◆ **Stated task**
Extract the full set of records that follows, word for word.

Entries with figure data:
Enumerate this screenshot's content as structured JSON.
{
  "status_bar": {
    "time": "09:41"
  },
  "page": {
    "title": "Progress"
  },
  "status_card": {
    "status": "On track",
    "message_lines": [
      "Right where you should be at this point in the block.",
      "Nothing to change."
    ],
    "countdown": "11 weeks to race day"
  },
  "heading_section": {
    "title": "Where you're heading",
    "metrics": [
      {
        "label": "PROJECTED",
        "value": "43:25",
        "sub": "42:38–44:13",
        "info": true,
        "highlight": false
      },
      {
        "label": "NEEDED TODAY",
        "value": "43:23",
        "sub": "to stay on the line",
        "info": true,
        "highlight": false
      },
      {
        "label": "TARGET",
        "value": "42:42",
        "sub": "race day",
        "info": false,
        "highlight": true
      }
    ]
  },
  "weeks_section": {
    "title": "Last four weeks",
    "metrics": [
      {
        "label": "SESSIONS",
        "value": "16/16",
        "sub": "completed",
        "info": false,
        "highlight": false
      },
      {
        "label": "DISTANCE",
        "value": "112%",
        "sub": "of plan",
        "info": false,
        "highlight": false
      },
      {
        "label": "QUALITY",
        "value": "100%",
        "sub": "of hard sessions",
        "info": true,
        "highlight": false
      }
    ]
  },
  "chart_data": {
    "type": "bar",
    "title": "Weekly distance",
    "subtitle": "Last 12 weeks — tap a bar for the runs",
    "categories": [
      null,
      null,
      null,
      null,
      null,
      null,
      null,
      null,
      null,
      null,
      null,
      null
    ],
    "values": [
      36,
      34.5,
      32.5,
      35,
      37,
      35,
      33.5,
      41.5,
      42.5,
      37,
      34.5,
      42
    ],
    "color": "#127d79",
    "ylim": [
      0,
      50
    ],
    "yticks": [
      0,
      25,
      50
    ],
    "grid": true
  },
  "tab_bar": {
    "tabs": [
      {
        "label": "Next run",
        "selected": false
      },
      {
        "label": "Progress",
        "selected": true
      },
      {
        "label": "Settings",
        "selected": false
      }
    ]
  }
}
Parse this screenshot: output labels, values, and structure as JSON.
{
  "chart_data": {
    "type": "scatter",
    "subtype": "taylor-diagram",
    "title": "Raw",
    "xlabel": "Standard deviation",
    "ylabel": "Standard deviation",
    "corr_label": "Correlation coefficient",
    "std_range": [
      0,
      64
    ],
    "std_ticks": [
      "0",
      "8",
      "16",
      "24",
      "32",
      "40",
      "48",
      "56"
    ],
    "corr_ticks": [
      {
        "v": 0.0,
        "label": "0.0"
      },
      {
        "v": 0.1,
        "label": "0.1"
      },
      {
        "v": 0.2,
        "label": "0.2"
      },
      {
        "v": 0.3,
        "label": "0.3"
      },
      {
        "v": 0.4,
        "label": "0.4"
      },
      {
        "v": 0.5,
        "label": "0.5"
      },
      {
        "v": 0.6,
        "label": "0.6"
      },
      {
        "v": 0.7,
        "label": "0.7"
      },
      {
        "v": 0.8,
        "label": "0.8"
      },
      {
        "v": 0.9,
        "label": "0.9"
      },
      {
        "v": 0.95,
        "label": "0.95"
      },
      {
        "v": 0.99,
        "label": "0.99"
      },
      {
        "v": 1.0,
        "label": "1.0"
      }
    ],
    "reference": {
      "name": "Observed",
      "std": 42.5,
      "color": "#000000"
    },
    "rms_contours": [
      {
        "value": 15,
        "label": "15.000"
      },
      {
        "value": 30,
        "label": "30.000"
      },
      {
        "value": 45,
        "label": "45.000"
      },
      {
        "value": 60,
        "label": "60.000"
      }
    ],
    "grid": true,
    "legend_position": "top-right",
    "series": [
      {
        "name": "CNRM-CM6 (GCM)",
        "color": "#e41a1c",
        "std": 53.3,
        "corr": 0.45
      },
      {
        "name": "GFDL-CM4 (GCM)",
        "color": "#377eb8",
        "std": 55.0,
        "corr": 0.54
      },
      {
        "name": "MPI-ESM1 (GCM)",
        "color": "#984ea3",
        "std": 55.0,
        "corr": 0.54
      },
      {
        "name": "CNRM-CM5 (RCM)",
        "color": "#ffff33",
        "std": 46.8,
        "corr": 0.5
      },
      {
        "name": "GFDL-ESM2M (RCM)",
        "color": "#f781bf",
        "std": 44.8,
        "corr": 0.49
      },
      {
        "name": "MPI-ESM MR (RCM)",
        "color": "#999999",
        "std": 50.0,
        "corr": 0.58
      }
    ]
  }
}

◆ **Exercise solution**
Enumerate this screenshot's content as structured JSON.
{
  "status_bar": {
    "time": "09:41"
  },
  "page": {
    "title": "Progress"
  },
  "status_card": {
    "status": "On track",
    "message_lines": [
      "Right where you should be at this point in the block.",
      "Nothing to change."
    ],
    "countdown": "11 weeks to race day"
  },
  "heading_section": {
    "title": "Where you're heading",
    "metrics": [
      {
        "label": "PROJECTED",
        "value": "43:25",
        "sub": "42:38–44:13",
        "info": true,
        "highlight": false
      },
      {
        "label": "NEEDED TODAY",
        "value": "43:23",
        "sub": "to stay on the line",
        "info": true,
        "highlight": false
      },
      {
        "label": "TARGET",
        "value": "42:42",
        "sub": "race day",
        "info": false,
        "highlight": true
      }
    ]
  },
  "weeks_section": {
    "title": "Last four weeks",
    "metrics": [
      {
        "label": "SESSIONS",
        "value": "16/16",
        "sub": "completed",
        "info": false,
        "highlight": false
      },
      {
        "label": "DISTANCE",
        "value": "112%",
        "sub": "of plan",
        "info": false,
        "highlight": false
      },
      {
        "label": "QUALITY",
        "value": "100%",
        "sub": "of hard sessions",
        "info": true,
        "highlight": false
      }
    ]
  },
  "chart_data": {
    "type": "bar",
    "title": "Weekly distance",
    "subtitle": "Last 12 weeks — tap a bar for the runs",
    "categories": [
      null,
      null,
      null,
      null,
      null,
      null,
      null,
      null,
      null,
      null,
      null,
      null
    ],
    "values": [
      36,
      34.5,
      32.5,
      35,
      37,
      35,
      33.5,
      41.5,
      42.5,
      37,
      34.5,
      42
    ],
    "color": "#127d79",
    "ylim": [
      0,
      50
    ],
    "yticks": [
      0,
      25,
      50
    ],
    "grid": true
  },
  "tab_bar": {
    "tabs": [
      {
        "label": "Next run",
        "selected": false
      },
      {
        "label": "Progress",
        "selected": true
      },
      {
        "label": "Settings",
        "selected": false
      }
    ]
  }
}
Parse this screenshot: output labels, values, and structure as JSON.
{
  "chart_data": {
    "type": "scatter",
    "subtype": "taylor-diagram",
    "title": "Raw",
    "xlabel": "Standard deviation",
    "ylabel": "Standard deviation",
    "corr_label": "Correlation coefficient",
    "std_range": [
      0,
      64
    ],
    "std_ticks": [
      "0",
      "8",
      "16",
      "24",
      "32",
      "40",
      "48",
      "56"
    ],
    "corr_ticks": [
      {
        "v": 0.0,
        "label": "0.0"
      },
      {
        "v": 0.1,
        "label": "0.1"
      },
      {
        "v": 0.2,
        "label": "0.2"
      },
      {
        "v": 0.3,
        "label": "0.3"
      },
      {
        "v": 0.4,
        "label": "0.4"
      },
      {
        "v": 0.5,
        "label": "0.5"
      },
      {
        "v": 0.6,
        "label": "0.6"
      },
      {
        "v": 0.7,
        "label": "0.7"
      },
      {
        "v": 0.8,
        "label": "0.8"
      },
      {
        "v": 0.9,
        "label": "0.9"
      },
      {
        "v": 0.95,
        "label": "0.95"
      },
      {
        "v": 0.99,
        "label": "0.99"
      },
      {
        "v": 1.0,
        "label": "1.0"
      }
    ],
    "reference": {
      "name": "Observed",
      "std": 42.5,
      "color": "#000000"
    },
    "rms_contours": [
      {
        "value": 15,
        "label": "15.000"
      },
      {
        "value": 30,
        "label": "30.000"
      },
      {
        "value": 45,
        "label": "45.000"
      },
      {
        "value": 60,
        "label": "60.000"
      }
    ],
    "grid": true,
    "legend_position": "top-right",
    "series": [
      {
        "name": "CNRM-CM6 (GCM)",
        "color": "#e41a1c",
        "std": 53.3,
        "corr": 0.45
      },
      {
        "name": "GFDL-CM4 (GCM)",
        "color": "#377eb8",
        "std": 55.0,
        "corr": 0.54
      },
      {
        "name": "MPI-ESM1 (GCM)",
        "color": "#984ea3",
        "std": 55.0,
        "corr": 0.54
      },
      {
        "name": "CNRM-CM5 (RCM)",
        "color": "#ffff33",
        "std": 46.8,
        "corr": 0.5
      },
      {
        "name": "GFDL-ESM2M (RCM)",
        "color": "#f781bf",
        "std": 44.8,
        "corr": 0.49
      },
      {
        "name": "MPI-ESM MR (RCM)",
        "color": "#999999",
        "std": 50.0,
        "corr": 0.58
      }
    ]
  }
}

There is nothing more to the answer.